_TESTO DA LEGGERE_
○ ○ ○

CRITICA: SCAPIGLIATURA E VERISMO

 LA PARABOLA DELLA SCAPIGLIATURA

 AUTORE: Giansiro Ferrata         TRATTO DA: Parabola della Scapigliatura

 

Un'ansia interiore s'avverte in Praga, in Camerana, nei due Boito, in Dossi, come maggiormente in Tarchetti, e ha echi e confronti nella pittura di Ranzoni, di Cremona se non proprio nel Mefistofele; non ne vanno esenti gli scapigliati minori: avventura e malinconia li inquietano, anche, dall'intimo, l'impazienza del bene a tratti li ispira. È il fondo genuino della polemica antiborghese che si prolungò in atteggiamenti pseudo-romantici, e in qualche passione schietta per l'osteria; questi buontemponi, rappresentano anche una crisi sofferta da alcuni fino al suicidio o alla disperazione intera.
Forse si spiega il bisticcio col succedersi tra ideale e temporale di due borghesie. Se la borghesia da un lato è decorso esterno, di «medio tono», e rifiuto al sentire, da un altro è appetito infantile, rassegnazione e vivacità nell'accettare la sorte. Furono, in qualche modo, antiborghesi gli scapigliati nel primo aspetto, borghesissimi nel secondo - esprimendo, in anticipo, uno sviluppo della borghesia dei nostri tempie Molto timor di Dio cominciò a sparire fra noi col '60. Ambizioni e malinconie dedicate all'Assoluto della vita su questa terra, si diffusero tra i sepolcri delle civiltà regionali; la «borghesia» tenne fede al lavoro e, in generale, non tralasciò la decenza, ma decenza sempre più corrotta nel fondo dal bisogno, dall'ansia d'avere. (Non denaro soltanto ma autorità, esperienza, piaceri, amori.; è noto quanto si siano estese, nel secolo che trattiamo, la pratica e la poesia dell'adulterio). Il romanticismo minore degli scapigliati potrebbe apparirci l'esperimento in partibus di una novità di costumi introdottasi a poco a poco in una società industriale. Troveremmo nel loro fermento l'ingenuità indicatrice d'una speciale infanzia di classe: risolta, poi, in forme mature, con un'astuzia diversa.

○ ○ ○

_CONSEGNA_
Estrai per intero il testo sulla Scapigliatura e riportalo parola per parola, senza alcuna modifica.

_Dati sui confini delle regioni_
○ ○ ○

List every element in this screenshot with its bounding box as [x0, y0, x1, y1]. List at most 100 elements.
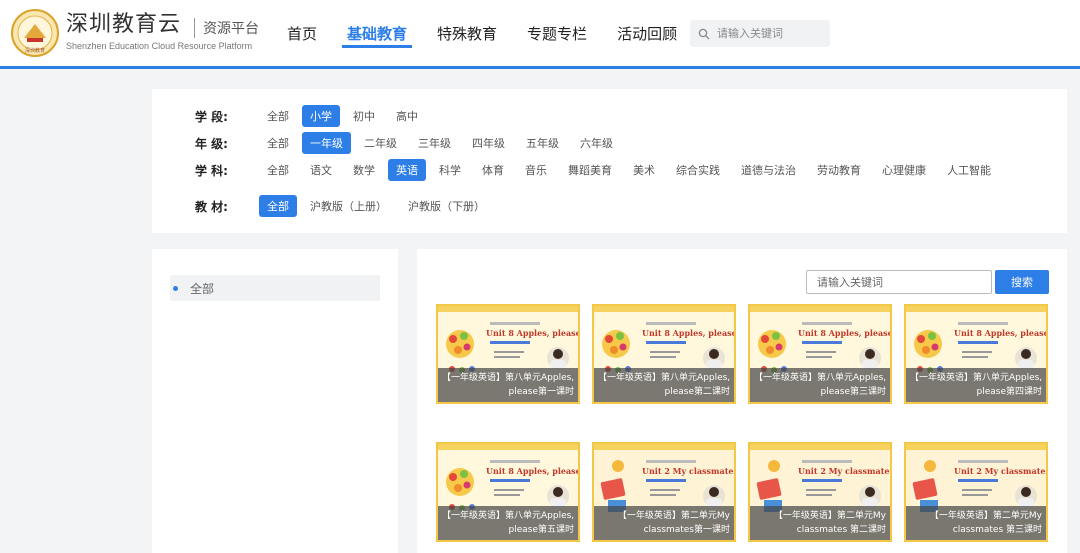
- subject-option[interactable]: 人工智能: [939, 159, 999, 181]
- header-search[interactable]: [690, 20, 830, 47]
- resource-card[interactable]: Unit 8 Apples, please 【一年级英语】第八单元Apples, p…: [904, 304, 1048, 404]
- brand-subtitle: 资源平台: [194, 18, 259, 38]
- caption-line: 【一年级英语】第八单元Apples,: [442, 373, 574, 383]
- subject-option[interactable]: 劳动教育: [809, 159, 869, 181]
- slide-title: Unit 8 Apples, please: [642, 328, 736, 338]
- slide-title: Unit 8 Apples, please: [798, 328, 892, 338]
- bullet-dot-icon: [173, 286, 178, 291]
- resource-card[interactable]: Unit 8 Apples, please 【一年级英语】第八单元Apples, p…: [436, 442, 580, 542]
- caption-line: 【一年级英语】第二单元My: [617, 511, 730, 521]
- grade-option[interactable]: 六年级: [572, 132, 621, 154]
- resource-card-caption: 【一年级英语】第八单元Apples, please第四课时: [906, 368, 1046, 402]
- resource-card[interactable]: Unit 2 My classmates 【一年级英语】第二单元My classma…: [904, 442, 1048, 542]
- header-search-input[interactable]: [717, 27, 827, 40]
- resource-card[interactable]: Unit 2 My classmates 【一年级英语】第二单元My classma…: [592, 442, 736, 542]
- resource-card-caption: 【一年级英语】第二单元My classmates 第二课时: [750, 506, 890, 540]
- sidebar-item-all[interactable]: 全部: [170, 275, 380, 301]
- nav-activity-review[interactable]: 活动回顾: [602, 0, 692, 66]
- slide-title: Unit 2 My classmates: [798, 466, 892, 476]
- subject-option[interactable]: 综合实践: [668, 159, 728, 181]
- filter-row-stage: 学 段: 全部 小学 初中 高中: [195, 105, 431, 127]
- resource-card-caption: 【一年级英语】第八单元Apples, please第五课时: [438, 506, 578, 540]
- grade-option[interactable]: 一年级: [302, 132, 351, 154]
- subject-option[interactable]: 音乐: [517, 159, 555, 181]
- grade-option[interactable]: 五年级: [518, 132, 567, 154]
- resource-search-button[interactable]: 搜索: [995, 270, 1049, 294]
- resource-card[interactable]: Unit 8 Apples, please 【一年级英语】第八单元Apples, p…: [436, 304, 580, 404]
- resource-list-panel: 搜索 Unit 8 Apples, please 【一年级英语】第八单元Apple…: [417, 249, 1067, 553]
- nav-home[interactable]: 首页: [272, 0, 332, 66]
- subject-option[interactable]: 英语: [388, 159, 426, 181]
- grade-option[interactable]: 三年级: [410, 132, 459, 154]
- resource-card[interactable]: Unit 2 My classmates 【一年级英语】第二单元My classma…: [748, 442, 892, 542]
- nav-basic-education[interactable]: 基础教育: [332, 0, 422, 66]
- caption-line: 【一年级英语】第二单元My: [773, 511, 886, 521]
- caption-line: please第四课时: [976, 387, 1043, 397]
- slide-title: Unit 8 Apples, please: [486, 466, 580, 476]
- caption-line: please第二课时: [664, 387, 731, 397]
- caption-line: 【一年级英语】第八单元Apples,: [598, 373, 730, 383]
- stage-option[interactable]: 高中: [388, 105, 426, 127]
- filter-row-subject: 学 科: 全部 语文 数学 英语 科学 体育 音乐 舞蹈美育 美术 综合实践 道…: [195, 159, 1004, 181]
- stage-option[interactable]: 初中: [345, 105, 383, 127]
- brand-english-name: Shenzhen Education Cloud Resource Platfo…: [66, 41, 253, 51]
- subject-option[interactable]: 全部: [259, 159, 297, 181]
- stage-option[interactable]: 小学: [302, 105, 340, 127]
- subject-option[interactable]: 体育: [474, 159, 512, 181]
- filter-label-stage: 学 段:: [195, 109, 228, 124]
- textbook-option[interactable]: 沪教版（下册）: [400, 195, 493, 217]
- svg-text:深圳教育: 深圳教育: [25, 47, 45, 54]
- resource-search-input[interactable]: [806, 270, 992, 294]
- filter-label-subject: 学 科:: [195, 163, 228, 178]
- nav-special-education[interactable]: 特殊教育: [422, 0, 512, 66]
- grade-option[interactable]: 四年级: [464, 132, 513, 154]
- stage-option[interactable]: 全部: [259, 105, 297, 127]
- top-header: 深圳教育 深圳教育云 资源平台 Shenzhen Education Cloud…: [0, 0, 1080, 69]
- textbook-option[interactable]: 全部: [259, 195, 297, 217]
- grade-option[interactable]: 二年级: [356, 132, 405, 154]
- resource-card-caption: 【一年级英语】第二单元My classmates第一课时: [594, 506, 734, 540]
- caption-line: please第三课时: [820, 387, 887, 397]
- caption-line: classmates 第三课时: [952, 525, 1042, 535]
- filter-row-grade: 年 级: 全部 一年级 二年级 三年级 四年级 五年级 六年级: [195, 132, 626, 154]
- caption-line: 【一年级英语】第八单元Apples,: [442, 511, 574, 521]
- sidebar-item-label: 全部: [190, 281, 215, 296]
- filter-label-grade: 年 级:: [195, 136, 228, 151]
- resource-card-caption: 【一年级英语】第八单元Apples, please第二课时: [594, 368, 734, 402]
- resource-card[interactable]: Unit 8 Apples, please 【一年级英语】第八单元Apples, p…: [748, 304, 892, 404]
- resource-card[interactable]: Unit 8 Apples, please 【一年级英语】第八单元Apples, p…: [592, 304, 736, 404]
- caption-line: 【一年级英语】第二单元My: [929, 511, 1042, 521]
- slide-title: Unit 8 Apples, please: [954, 328, 1048, 338]
- subject-option[interactable]: 数学: [345, 159, 383, 181]
- caption-line: classmates 第二课时: [796, 525, 886, 535]
- slide-title: Unit 2 My classmates: [642, 466, 736, 476]
- subject-option[interactable]: 心理健康: [874, 159, 934, 181]
- caption-line: please第五课时: [508, 525, 575, 535]
- slide-title: Unit 8 Apples, please: [486, 328, 580, 338]
- subject-option[interactable]: 科学: [431, 159, 469, 181]
- resource-card-caption: 【一年级英语】第二单元My classmates 第三课时: [906, 506, 1046, 540]
- resource-card-caption: 【一年级英语】第八单元Apples, please第三课时: [750, 368, 890, 402]
- slide-title: Unit 2 My classmates: [954, 466, 1048, 476]
- subject-option[interactable]: 舞蹈美育: [560, 159, 620, 181]
- caption-line: please第一课时: [508, 387, 575, 397]
- subject-option[interactable]: 美术: [625, 159, 663, 181]
- brand: 深圳教育云 资源平台: [66, 12, 259, 38]
- search-icon: [698, 28, 710, 39]
- grade-option[interactable]: 全部: [259, 132, 297, 154]
- category-sidebar: 全部: [152, 249, 398, 553]
- filter-label-textbook: 教 材:: [195, 199, 228, 214]
- caption-line: classmates第一课时: [643, 525, 730, 535]
- textbook-option[interactable]: 沪教版（上册）: [302, 195, 395, 217]
- subject-option[interactable]: 语文: [302, 159, 340, 181]
- caption-line: 【一年级英语】第八单元Apples,: [910, 373, 1042, 383]
- resource-card-caption: 【一年级英语】第八单元Apples, please第一课时: [438, 368, 578, 402]
- subject-option[interactable]: 道德与法治: [733, 159, 804, 181]
- filter-panel: 学 段: 全部 小学 初中 高中 年 级: 全部 一年级 二年级 三年级 四年级…: [152, 89, 1067, 233]
- caption-line: 【一年级英语】第八单元Apples,: [754, 373, 886, 383]
- main-nav: 首页 基础教育 特殊教育 专题专栏 活动回顾: [272, 0, 692, 66]
- nav-topics[interactable]: 专题专栏: [512, 0, 602, 66]
- brand-title: 深圳教育云: [66, 12, 182, 37]
- filter-row-textbook: 教 材: 全部 沪教版（上册） 沪教版（下册）: [195, 195, 498, 217]
- logo-emblem-icon[interactable]: 深圳教育: [10, 8, 60, 58]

○ ○ ○

_RISULTATO_
CRITICA: SCAPIGLIATURA E VERISMO

 LA PARABOLA DELLA SCAPIGLIATURA

 AUTORE: Giansiro Ferrata         TRATTO DA: Parabola della Scapigliatura

 

Un'ansia interiore s'avverte in Praga, in Camerana, nei due Boito, in Dossi, come maggiormente in Tarchetti, e ha echi e confronti nella pittura di Ranzoni, di Cremona se non proprio nel Mefistofele; non ne vanno esenti gli scapigliati minori: avventura e malinconia li inquietano, anche, dall'intimo, l'impazienza del bene a tratti li ispira. È il fondo genuino della polemica antiborghese che si prolungò in atteggiamenti pseudo-romantici, e in qualche passione schietta per l'osteria; questi buontemponi, rappresentano anche una crisi sofferta da alcuni fino al suicidio o alla disperazione intera.
Forse si spiega il bisticcio col succedersi tra ideale e temporale di due borghesie. Se la borghesia da un lato è decorso esterno, di «medio tono», e rifiuto al sentire, da un altro è appetito infantile, rassegnazione e vivacità nell'accettare la sorte. Furono, in qualche modo, antiborghesi gli scapigliati nel primo aspetto, borghesissimi nel secondo - esprimendo, in anticipo, uno sviluppo della borghesia dei nostri tempie Molto timor di Dio cominciò a sparire fra noi col '60. Ambizioni e malinconie dedicate all'Assoluto della vita su questa terra, si diffusero tra i sepolcri delle civiltà regionali; la «borghesia» tenne fede al lavoro e, in generale, non tralasciò la decenza, ma decenza sempre più corrotta nel fondo dal bisogno, dall'ansia d'avere. (Non denaro soltanto ma autorità, esperienza, piaceri, amori.; è noto quanto si siano estese, nel secolo che trattiamo, la pratica e la poesia dell'adulterio). Il romanticismo minore degli scapigliati potrebbe apparirci l'esperimento in partibus di una novità di costumi introdottasi a poco a poco in una società industriale. Troveremmo nel loro fermento l'ingenuità indicatrice d'una speciale infanzia di classe: risolta, poi, in forme mature, con un'astuzia diversa.